▶ Given exercise: Retype each entry below exactly as it stands.

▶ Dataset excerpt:
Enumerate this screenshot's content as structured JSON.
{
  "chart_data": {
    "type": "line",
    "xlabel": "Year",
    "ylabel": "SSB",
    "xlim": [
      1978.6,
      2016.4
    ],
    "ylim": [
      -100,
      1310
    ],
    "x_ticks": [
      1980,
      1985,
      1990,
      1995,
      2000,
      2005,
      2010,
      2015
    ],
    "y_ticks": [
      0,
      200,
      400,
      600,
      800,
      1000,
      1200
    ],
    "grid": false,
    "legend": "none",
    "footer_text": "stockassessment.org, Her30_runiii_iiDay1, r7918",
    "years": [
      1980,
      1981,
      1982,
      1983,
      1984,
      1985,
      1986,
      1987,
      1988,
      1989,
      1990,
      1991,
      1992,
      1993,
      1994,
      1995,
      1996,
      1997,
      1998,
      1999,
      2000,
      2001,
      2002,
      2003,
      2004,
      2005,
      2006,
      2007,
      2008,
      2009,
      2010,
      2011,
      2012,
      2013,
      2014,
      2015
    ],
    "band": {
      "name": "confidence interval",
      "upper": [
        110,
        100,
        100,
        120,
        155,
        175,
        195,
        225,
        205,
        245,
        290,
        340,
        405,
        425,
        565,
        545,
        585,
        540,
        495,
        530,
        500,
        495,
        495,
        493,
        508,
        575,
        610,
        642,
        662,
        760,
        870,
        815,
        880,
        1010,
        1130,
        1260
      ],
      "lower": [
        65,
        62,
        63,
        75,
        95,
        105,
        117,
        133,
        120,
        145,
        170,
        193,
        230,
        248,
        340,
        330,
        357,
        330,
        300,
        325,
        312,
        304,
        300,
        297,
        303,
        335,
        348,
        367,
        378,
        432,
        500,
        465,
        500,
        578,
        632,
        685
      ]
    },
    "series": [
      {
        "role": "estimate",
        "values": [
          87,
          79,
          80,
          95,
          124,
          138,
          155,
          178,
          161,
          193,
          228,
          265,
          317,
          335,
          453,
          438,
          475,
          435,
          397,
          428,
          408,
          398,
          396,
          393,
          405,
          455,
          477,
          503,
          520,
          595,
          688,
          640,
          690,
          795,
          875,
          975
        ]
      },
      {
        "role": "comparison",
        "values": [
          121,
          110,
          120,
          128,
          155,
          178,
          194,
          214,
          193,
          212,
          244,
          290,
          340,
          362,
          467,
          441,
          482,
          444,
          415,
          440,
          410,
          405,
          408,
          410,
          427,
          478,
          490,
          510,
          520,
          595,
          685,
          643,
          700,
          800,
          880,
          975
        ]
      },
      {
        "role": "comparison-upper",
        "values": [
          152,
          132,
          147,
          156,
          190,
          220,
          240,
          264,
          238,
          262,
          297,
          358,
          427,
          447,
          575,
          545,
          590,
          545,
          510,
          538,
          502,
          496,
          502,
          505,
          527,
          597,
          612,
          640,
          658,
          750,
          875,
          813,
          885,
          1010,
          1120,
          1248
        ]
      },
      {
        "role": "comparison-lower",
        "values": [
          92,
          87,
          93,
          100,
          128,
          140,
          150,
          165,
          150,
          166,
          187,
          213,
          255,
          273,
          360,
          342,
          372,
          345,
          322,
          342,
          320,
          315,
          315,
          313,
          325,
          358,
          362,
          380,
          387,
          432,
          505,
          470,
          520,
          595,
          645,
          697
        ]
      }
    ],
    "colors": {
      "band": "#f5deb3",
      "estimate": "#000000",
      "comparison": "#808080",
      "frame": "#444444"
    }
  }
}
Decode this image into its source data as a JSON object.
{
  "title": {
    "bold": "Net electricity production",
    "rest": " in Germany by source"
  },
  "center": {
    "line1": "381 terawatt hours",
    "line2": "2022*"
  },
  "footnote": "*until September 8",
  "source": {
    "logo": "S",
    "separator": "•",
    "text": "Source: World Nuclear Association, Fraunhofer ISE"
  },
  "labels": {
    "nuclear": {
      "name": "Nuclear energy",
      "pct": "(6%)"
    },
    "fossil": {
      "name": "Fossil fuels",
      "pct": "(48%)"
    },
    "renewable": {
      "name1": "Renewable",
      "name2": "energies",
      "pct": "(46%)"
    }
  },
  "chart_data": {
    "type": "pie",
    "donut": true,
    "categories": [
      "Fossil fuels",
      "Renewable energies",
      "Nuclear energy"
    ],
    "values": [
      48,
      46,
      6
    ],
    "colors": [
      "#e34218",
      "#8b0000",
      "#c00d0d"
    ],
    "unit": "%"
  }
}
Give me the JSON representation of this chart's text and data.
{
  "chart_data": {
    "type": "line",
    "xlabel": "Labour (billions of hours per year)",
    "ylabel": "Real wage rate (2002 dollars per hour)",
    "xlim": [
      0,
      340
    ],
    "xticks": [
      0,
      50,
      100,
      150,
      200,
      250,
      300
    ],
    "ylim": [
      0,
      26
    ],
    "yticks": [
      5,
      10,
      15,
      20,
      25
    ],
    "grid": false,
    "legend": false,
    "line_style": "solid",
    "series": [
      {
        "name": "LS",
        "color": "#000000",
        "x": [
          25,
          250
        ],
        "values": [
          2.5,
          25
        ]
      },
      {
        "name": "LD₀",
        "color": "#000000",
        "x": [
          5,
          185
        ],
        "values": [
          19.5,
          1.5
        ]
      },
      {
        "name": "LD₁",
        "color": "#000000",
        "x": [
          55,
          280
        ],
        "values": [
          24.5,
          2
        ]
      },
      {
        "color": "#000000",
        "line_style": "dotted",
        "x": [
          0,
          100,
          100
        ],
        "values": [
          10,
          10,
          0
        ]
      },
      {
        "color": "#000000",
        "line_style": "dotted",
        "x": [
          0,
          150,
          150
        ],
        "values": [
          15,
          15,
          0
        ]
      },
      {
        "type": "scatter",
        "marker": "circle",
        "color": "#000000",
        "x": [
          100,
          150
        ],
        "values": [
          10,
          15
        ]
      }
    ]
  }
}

▶ Response:
Enumerate this screenshot's content as structured JSON.
{
  "chart_data": {
    "type": "line",
    "xlabel": "Year",
    "ylabel": "SSB",
    "xlim": [
      1978.6,
      2016.4
    ],
    "ylim": [
      -100,
      1310
    ],
    "x_ticks": [
      1980,
      1985,
      1990,
      1995,
      2000,
      2005,
      2010,
      2015
    ],
    "y_ticks": [
      0,
      200,
      400,
      600,
      800,
      1000,
      1200
    ],
    "grid": false,
    "legend": "none",
    "footer_text": "stockassessment.org, Her30_runiii_iiDay1, r7918",
    "years": [
      1980,
      1981,
      1982,
      1983,
      1984,
      1985,
      1986,
      1987,
      1988,
      1989,
      1990,
      1991,
      1992,
      1993,
      1994,
      1995,
      1996,
      1997,
      1998,
      1999,
      2000,
      2001,
      2002,
      2003,
      2004,
      2005,
      2006,
      2007,
      2008,
      2009,
      2010,
      2011,
      2012,
      2013,
      2014,
      2015
    ],
    "band": {
      "name": "confidence interval",
      "upper": [
        110,
        100,
        100,
        120,
        155,
        175,
        195,
        225,
        205,
        245,
        290,
        340,
        405,
        425,
        565,
        545,
        585,
        540,
        495,
        530,
        500,
        495,
        495,
        493,
        508,
        575,
        610,
        642,
        662,
        760,
        870,
        815,
        880,
        1010,
        1130,
        1260
      ],
      "lower": [
        65,
        62,
        63,
        75,
        95,
        105,
        117,
        133,
        120,
        145,
        170,
        193,
        230,
        248,
        340,
        330,
        357,
        330,
        300,
        325,
        312,
        304,
        300,
        297,
        303,
        335,
        348,
        367,
        378,
        432,
        500,
        465,
        500,
        578,
        632,
        685
      ]
    },
    "series": [
      {
        "role": "estimate",
        "values": [
          87,
          79,
          80,
          95,
          124,
          138,
          155,
          178,
          161,
          193,
          228,
          265,
          317,
          335,
          453,
          438,
          475,
          435,
          397,
          428,
          408,
          398,
          396,
          393,
          405,
          455,
          477,
          503,
          520,
          595,
          688,
          640,
          690,
          795,
          875,
          975
        ]
      },
      {
        "role": "comparison",
        "values": [
          121,
          110,
          120,
          128,
          155,
          178,
          194,
          214,
          193,
          212,
          244,
          290,
          340,
          362,
          467,
          441,
          482,
          444,
          415,
          440,
          410,
          405,
          408,
          410,
          427,
          478,
          490,
          510,
          520,
          595,
          685,
          643,
          700,
          800,
          880,
          975
        ]
      },
      {
        "role": "comparison-upper",
        "values": [
          152,
          132,
          147,
          156,
          190,
          220,
          240,
          264,
          238,
          262,
          297,
          358,
          427,
          447,
          575,
          545,
          590,
          545,
          510,
          538,
          502,
          496,
          502,
          505,
          527,
          597,
          612,
          640,
          658,
          750,
          875,
          813,
          885,
          1010,
          1120,
          1248
        ]
      },
      {
        "role": "comparison-lower",
        "values": [
          92,
          87,
          93,
          100,
          128,
          140,
          150,
          165,
          150,
          166,
          187,
          213,
          255,
          273,
          360,
          342,
          372,
          345,
          322,
          342,
          320,
          315,
          315,
          313,
          325,
          358,
          362,
          380,
          387,
          432,
          505,
          470,
          520,
          595,
          645,
          697
        ]
      }
    ],
    "colors": {
      "band": "#f5deb3",
      "estimate": "#000000",
      "comparison": "#808080",
      "frame": "#444444"
    }
  }
}
Decode this image into its source data as a JSON object.
{
  "title": {
    "bold": "Net electricity production",
    "rest": " in Germany by source"
  },
  "center": {
    "line1": "381 terawatt hours",
    "line2": "2022*"
  },
  "footnote": "*until September 8",
  "source": {
    "logo": "S",
    "separator": "•",
    "text": "Source: World Nuclear Association, Fraunhofer ISE"
  },
  "labels": {
    "nuclear": {
      "name": "Nuclear energy",
      "pct": "(6%)"
    },
    "fossil": {
      "name": "Fossil fuels",
      "pct": "(48%)"
    },
    "renewable": {
      "name1": "Renewable",
      "name2": "energies",
      "pct": "(46%)"
    }
  },
  "chart_data": {
    "type": "pie",
    "donut": true,
    "categories": [
      "Fossil fuels",
      "Renewable energies",
      "Nuclear energy"
    ],
    "values": [
      48,
      46,
      6
    ],
    "colors": [
      "#e34218",
      "#8b0000",
      "#c00d0d"
    ],
    "unit": "%"
  }
}
Give me the JSON representation of this chart's text and data.
{
  "chart_data": {
    "type": "line",
    "xlabel": "Labour (billions of hours per year)",
    "ylabel": "Real wage rate (2002 dollars per hour)",
    "xlim": [
      0,
      340
    ],
    "xticks": [
      0,
      50,
      100,
      150,
      200,
      250,
      300
    ],
    "ylim": [
      0,
      26
    ],
    "yticks": [
      5,
      10,
      15,
      20,
      25
    ],
    "grid": false,
    "legend": false,
    "line_style": "solid",
    "series": [
      {
        "name": "LS",
        "color": "#000000",
        "x": [
          25,
          250
        ],
        "values": [
          2.5,
          25
        ]
      },
      {
        "name": "LD₀",
        "color": "#000000",
        "x": [
          5,
          185
        ],
        "values": [
          19.5,
          1.5
        ]
      },
      {
        "name": "LD₁",
        "color": "#000000",
        "x": [
          55,
          280
        ],
        "values": [
          24.5,
          2
        ]
      },
      {
        "color": "#000000",
        "line_style": "dotted",
        "x": [
          0,
          100,
          100
        ],
        "values": [
          10,
          10,
          0
        ]
      },
      {
        "color": "#000000",
        "line_style": "dotted",
        "x": [
          0,
          150,
          150
        ],
        "values": [
          15,
          15,
          0
        ]
      },
      {
        "type": "scatter",
        "marker": "circle",
        "color": "#000000",
        "x": [
          100,
          150
        ],
        "values": [
          10,
          15
        ]
      }
    ]
  }
}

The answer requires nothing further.